## [WORK TO DO]
Reply with one number: the count of lines in the listing that contain the string "zaustavljanja".

+ + + + +

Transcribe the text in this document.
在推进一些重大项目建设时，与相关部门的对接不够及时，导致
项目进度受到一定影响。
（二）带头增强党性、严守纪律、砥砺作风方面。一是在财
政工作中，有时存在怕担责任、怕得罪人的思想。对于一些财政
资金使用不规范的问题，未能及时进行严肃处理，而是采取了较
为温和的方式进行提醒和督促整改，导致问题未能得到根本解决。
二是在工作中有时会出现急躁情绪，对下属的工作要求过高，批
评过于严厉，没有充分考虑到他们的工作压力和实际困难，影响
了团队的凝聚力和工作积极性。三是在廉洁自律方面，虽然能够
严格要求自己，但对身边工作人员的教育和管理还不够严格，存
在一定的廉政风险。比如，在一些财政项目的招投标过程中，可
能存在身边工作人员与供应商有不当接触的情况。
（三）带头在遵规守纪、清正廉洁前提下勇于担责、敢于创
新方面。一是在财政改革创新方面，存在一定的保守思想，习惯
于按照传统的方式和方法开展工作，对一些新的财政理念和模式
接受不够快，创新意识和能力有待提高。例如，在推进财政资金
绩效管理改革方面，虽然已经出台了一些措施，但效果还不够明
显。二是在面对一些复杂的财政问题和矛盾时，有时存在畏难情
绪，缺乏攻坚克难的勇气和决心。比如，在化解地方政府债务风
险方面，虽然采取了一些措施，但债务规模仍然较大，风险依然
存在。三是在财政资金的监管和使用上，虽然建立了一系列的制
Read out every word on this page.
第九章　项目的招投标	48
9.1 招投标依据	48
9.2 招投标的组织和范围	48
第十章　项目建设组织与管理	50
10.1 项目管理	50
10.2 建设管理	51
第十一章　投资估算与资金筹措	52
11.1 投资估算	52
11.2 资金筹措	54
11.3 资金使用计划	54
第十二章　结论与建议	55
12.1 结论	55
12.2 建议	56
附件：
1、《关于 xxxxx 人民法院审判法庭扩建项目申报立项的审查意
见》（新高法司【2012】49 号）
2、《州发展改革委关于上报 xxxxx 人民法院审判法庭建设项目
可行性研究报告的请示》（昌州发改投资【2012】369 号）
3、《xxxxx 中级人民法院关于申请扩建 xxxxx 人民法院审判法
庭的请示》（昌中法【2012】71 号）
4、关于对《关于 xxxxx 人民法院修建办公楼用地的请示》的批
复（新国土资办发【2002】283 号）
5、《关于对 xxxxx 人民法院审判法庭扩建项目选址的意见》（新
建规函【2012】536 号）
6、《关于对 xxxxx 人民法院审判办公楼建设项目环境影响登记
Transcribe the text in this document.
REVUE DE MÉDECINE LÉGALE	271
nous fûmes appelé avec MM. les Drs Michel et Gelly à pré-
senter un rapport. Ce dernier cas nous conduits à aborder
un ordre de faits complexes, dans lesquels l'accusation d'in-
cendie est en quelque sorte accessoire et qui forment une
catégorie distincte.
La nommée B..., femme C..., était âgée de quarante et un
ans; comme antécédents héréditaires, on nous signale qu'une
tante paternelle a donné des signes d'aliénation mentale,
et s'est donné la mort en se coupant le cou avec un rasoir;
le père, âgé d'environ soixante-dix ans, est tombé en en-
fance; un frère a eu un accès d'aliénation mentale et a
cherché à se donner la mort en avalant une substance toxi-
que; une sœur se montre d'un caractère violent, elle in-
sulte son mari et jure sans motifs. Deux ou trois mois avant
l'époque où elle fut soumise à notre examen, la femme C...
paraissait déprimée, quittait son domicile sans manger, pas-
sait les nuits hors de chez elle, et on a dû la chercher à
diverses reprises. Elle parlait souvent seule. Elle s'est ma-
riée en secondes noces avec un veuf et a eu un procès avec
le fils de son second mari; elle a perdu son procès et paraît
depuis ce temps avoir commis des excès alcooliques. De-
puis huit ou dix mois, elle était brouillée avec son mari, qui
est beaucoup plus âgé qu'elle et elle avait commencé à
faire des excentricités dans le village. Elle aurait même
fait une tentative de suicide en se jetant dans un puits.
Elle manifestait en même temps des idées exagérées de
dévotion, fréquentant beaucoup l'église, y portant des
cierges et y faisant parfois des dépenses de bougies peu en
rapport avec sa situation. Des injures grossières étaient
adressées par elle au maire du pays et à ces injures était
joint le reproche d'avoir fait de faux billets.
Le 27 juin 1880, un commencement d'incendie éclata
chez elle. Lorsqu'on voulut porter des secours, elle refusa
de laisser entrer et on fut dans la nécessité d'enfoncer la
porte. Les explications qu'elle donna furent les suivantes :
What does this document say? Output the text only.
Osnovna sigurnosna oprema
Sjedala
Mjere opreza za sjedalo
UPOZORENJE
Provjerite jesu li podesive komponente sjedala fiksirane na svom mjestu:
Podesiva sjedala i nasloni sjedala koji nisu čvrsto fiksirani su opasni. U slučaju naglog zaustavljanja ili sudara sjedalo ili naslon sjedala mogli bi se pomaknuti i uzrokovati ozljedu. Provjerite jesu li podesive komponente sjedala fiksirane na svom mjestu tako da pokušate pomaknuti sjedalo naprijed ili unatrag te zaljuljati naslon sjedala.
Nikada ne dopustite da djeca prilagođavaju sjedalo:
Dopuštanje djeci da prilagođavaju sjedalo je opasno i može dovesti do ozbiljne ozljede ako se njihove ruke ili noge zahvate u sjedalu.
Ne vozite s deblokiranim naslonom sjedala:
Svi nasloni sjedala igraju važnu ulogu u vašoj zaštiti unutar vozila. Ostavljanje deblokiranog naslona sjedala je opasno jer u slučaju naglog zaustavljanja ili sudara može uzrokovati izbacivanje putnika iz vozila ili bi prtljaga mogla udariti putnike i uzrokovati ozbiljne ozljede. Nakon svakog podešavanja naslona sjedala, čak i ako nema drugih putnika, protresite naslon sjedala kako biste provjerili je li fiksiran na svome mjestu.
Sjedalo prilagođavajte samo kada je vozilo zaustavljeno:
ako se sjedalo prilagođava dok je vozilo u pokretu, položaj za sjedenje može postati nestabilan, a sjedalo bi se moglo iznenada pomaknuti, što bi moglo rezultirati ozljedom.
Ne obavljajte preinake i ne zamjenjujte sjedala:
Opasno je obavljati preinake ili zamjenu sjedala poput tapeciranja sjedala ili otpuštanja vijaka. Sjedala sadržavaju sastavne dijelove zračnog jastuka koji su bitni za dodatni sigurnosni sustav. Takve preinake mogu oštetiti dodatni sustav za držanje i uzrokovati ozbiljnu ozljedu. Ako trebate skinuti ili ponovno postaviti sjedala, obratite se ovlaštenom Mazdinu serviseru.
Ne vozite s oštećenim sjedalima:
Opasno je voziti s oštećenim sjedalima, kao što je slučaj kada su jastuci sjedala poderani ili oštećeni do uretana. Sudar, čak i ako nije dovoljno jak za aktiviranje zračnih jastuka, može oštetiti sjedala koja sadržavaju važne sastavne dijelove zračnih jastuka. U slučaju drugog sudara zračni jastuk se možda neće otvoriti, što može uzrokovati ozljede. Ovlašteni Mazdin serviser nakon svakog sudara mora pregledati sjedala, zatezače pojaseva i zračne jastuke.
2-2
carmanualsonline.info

+ + + + +

## [THE OUTPUT]
2